[WRITTEN EXERCISE] Transcribe the entries exactly; images are not part of the copy.

[SOURCE RECORDS]
--- --- ---
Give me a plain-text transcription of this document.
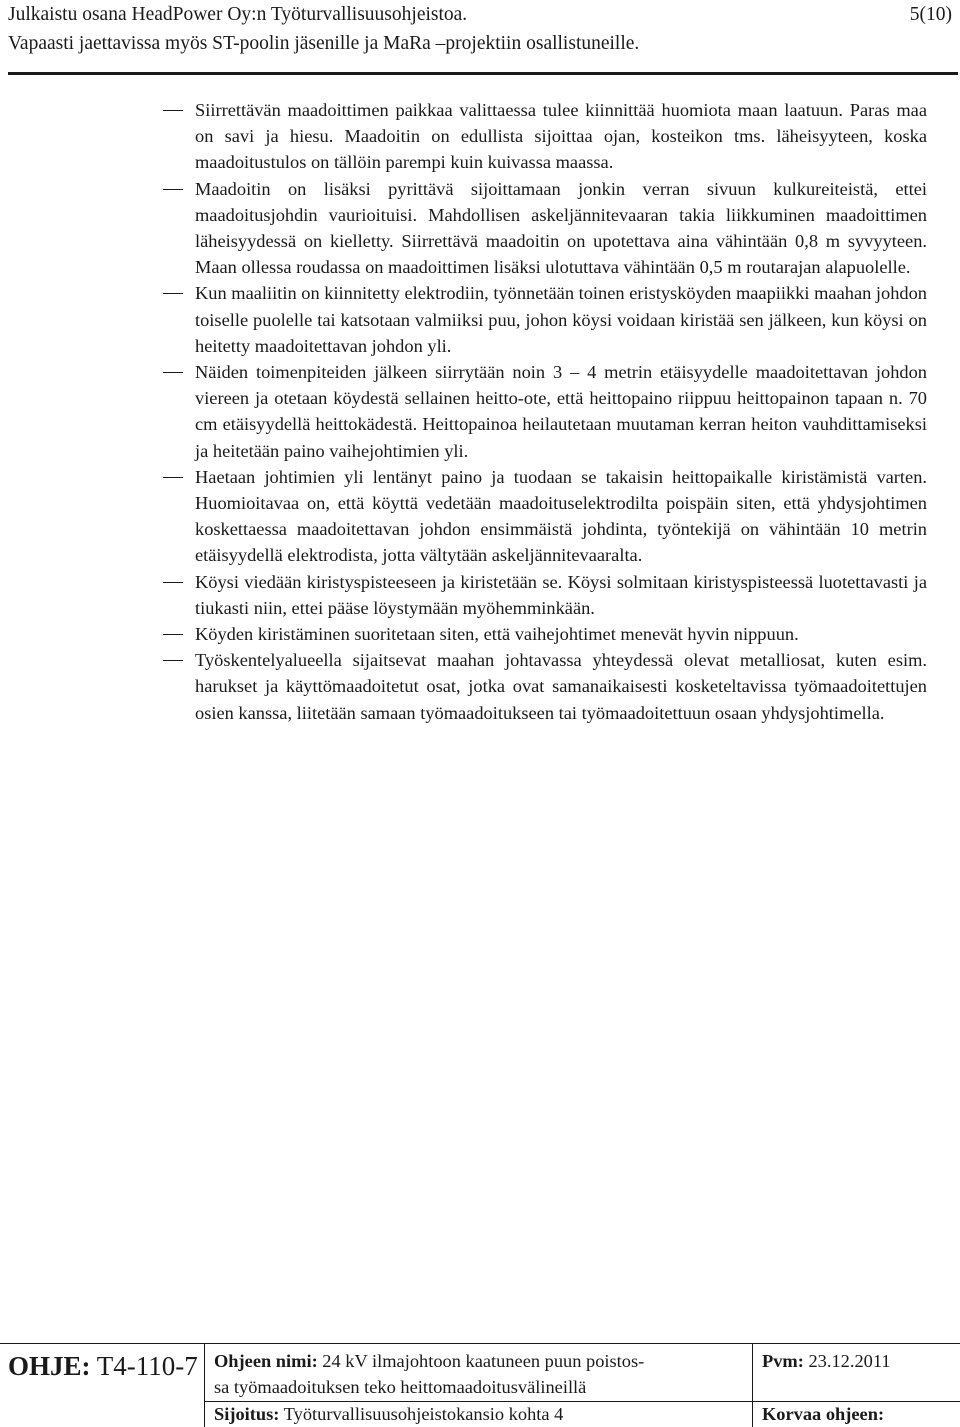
Julkaistu osana HeadPower Oy:n Työturvallisuusohjeistoa.	5(10)
Vapaasti jaettavissa myös ST-poolin jäsenille ja MaRa –projektiin osallistuneille.
Siirrettävän maadoittimen paikkaa valittaessa tulee kiinnittää huomiota maan laatuun. Paras maa on savi ja hiesu. Maadoitin on edullista sijoittaa ojan, kosteikon tms. läheisyyteen, koska maadoitustulos on tällöin parempi kuin kuivassa maassa.
Maadoitin on lisäksi pyrittävä sijoittamaan jonkin verran sivuun kulkureiteistä, ettei maadoitusjohdin vaurioituisi. Mahdollisen askeljännitevaaran takia liikkuminen maadoittimen läheisyydessä on kielletty. Siirrettävä maadoitin on upotettava aina vähintään 0,8 m syvyyteen. Maan ollessa roudassa on maadoittimen lisäksi ulotuttava vähintään 0,5 m routarajan alapuolelle.
Kun maaliitin on kiinnitetty elektrodiin, työnnetään toinen eristysköyden maapiikki maahan johdon toiselle puolelle tai katsotaan valmiiksi puu, johon köysi voidaan kiristää sen jälkeen, kun köysi on heitetty maadoitettavan johdon yli.
Näiden toimenpiteiden jälkeen siirrytään noin 3 – 4 metrin etäisyydelle maadoitettavan johdon viereen ja otetaan köydestä sellainen heitto-ote, että heittopaino riippuu heittopainon tapaan n. 70 cm etäisyydellä heittokädestä. Heittopainoa heilautetaan muutaman kerran heiton vauhdittamiseksi ja heitetään paino vaihejohtimien yli.
Haetaan johtimien yli lentänyt paino ja tuodaan se takaisin heittopaikalle kiristämistä varten. Huomioitavaa on, että köyttä vedetään maadoituselektrodilta poispäin siten, että yhdysjohtimen koskettaessa maadoitettavan johdon ensimmäistä johdinta, työntekijä on vähintään 10 metrin etäisyydellä elektrodista, jotta vältytään askeljännitevaaralta.
Köysi viedään kiristyspisteeseen ja kiristetään se. Köysi solmitaan kiristyspisteessä luotettavasti ja tiukasti niin, ettei pääse löystymään myöhemminkään.
Köyden kiristäminen suoritetaan siten, että vaihejohtimet menevät hyvin nippuun.
Työskentelyalueella sijaitsevat maahan johtavassa yhteydessä olevat metalliosat, kuten esim. harukset ja käyttömaadoitetut osat, jotka ovat samanaikaisesti kosketeltavissa työmaadoitettujen osien kanssa, liitetään samaan työmaadoitukseen tai työmaadoitettuun osaan yhdysjohtimella.
OHJE: T4-110-7 Ohjeen nimi: 24 kV ilmajohtoon kaatuneen puun poistos-
sa työmaadoituksen teko heittomaadoitusvälineillä
Pvm: 23.12.2011
Sijoitus: Työturvallisuusohjeistokansio kohta 4	Korvaa ohjeen:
--- --- ---
[ANSWER TO THE PROBLEM]
Give me a plain-text transcription of this document.
Julkaistu osana HeadPower Oy:n Työturvallisuusohjeistoa.	5(10)
Vapaasti jaettavissa myös ST-poolin jäsenille ja MaRa –projektiin osallistuneille.
Siirrettävän maadoittimen paikkaa valittaessa tulee kiinnittää huomiota maan laatuun. Paras maa on savi ja hiesu. Maadoitin on edullista sijoittaa ojan, kosteikon tms. läheisyyteen, koska maadoitustulos on tällöin parempi kuin kuivassa maassa.
Maadoitin on lisäksi pyrittävä sijoittamaan jonkin verran sivuun kulkureiteistä, ettei maadoitusjohdin vaurioituisi. Mahdollisen askeljännitevaaran takia liikkuminen maadoittimen läheisyydessä on kielletty. Siirrettävä maadoitin on upotettava aina vähintään 0,8 m syvyyteen. Maan ollessa roudassa on maadoittimen lisäksi ulotuttava vähintään 0,5 m routarajan alapuolelle.
Kun maaliitin on kiinnitetty elektrodiin, työnnetään toinen eristysköyden maapiikki maahan johdon toiselle puolelle tai katsotaan valmiiksi puu, johon köysi voidaan kiristää sen jälkeen, kun köysi on heitetty maadoitettavan johdon yli.
Näiden toimenpiteiden jälkeen siirrytään noin 3 – 4 metrin etäisyydelle maadoitettavan johdon viereen ja otetaan köydestä sellainen heitto-ote, että heittopaino riippuu heittopainon tapaan n. 70 cm etäisyydellä heittokädestä. Heittopainoa heilautetaan muutaman kerran heiton vauhdittamiseksi ja heitetään paino vaihejohtimien yli.
Haetaan johtimien yli lentänyt paino ja tuodaan se takaisin heittopaikalle kiristämistä varten. Huomioitavaa on, että köyttä vedetään maadoituselektrodilta poispäin siten, että yhdysjohtimen koskettaessa maadoitettavan johdon ensimmäistä johdinta, työntekijä on vähintään 10 metrin etäisyydellä elektrodista, jotta vältytään askeljännitevaaralta.
Köysi viedään kiristyspisteeseen ja kiristetään se. Köysi solmitaan kiristyspisteessä luotettavasti ja tiukasti niin, ettei pääse löystymään myöhemminkään.
Köyden kiristäminen suoritetaan siten, että vaihejohtimet menevät hyvin nippuun.
Työskentelyalueella sijaitsevat maahan johtavassa yhteydessä olevat metalliosat, kuten esim. harukset ja käyttömaadoitetut osat, jotka ovat samanaikaisesti kosketeltavissa työmaadoitettujen osien kanssa, liitetään samaan työmaadoitukseen tai työmaadoitettuun osaan yhdysjohtimella.
OHJE: T4-110-7 Ohjeen nimi: 24 kV ilmajohtoon kaatuneen puun poistos-
sa työmaadoituksen teko heittomaadoitusvälineillä
Pvm: 23.12.2011
Sijoitus: Työturvallisuusohjeistokansio kohta 4	Korvaa ohjeen:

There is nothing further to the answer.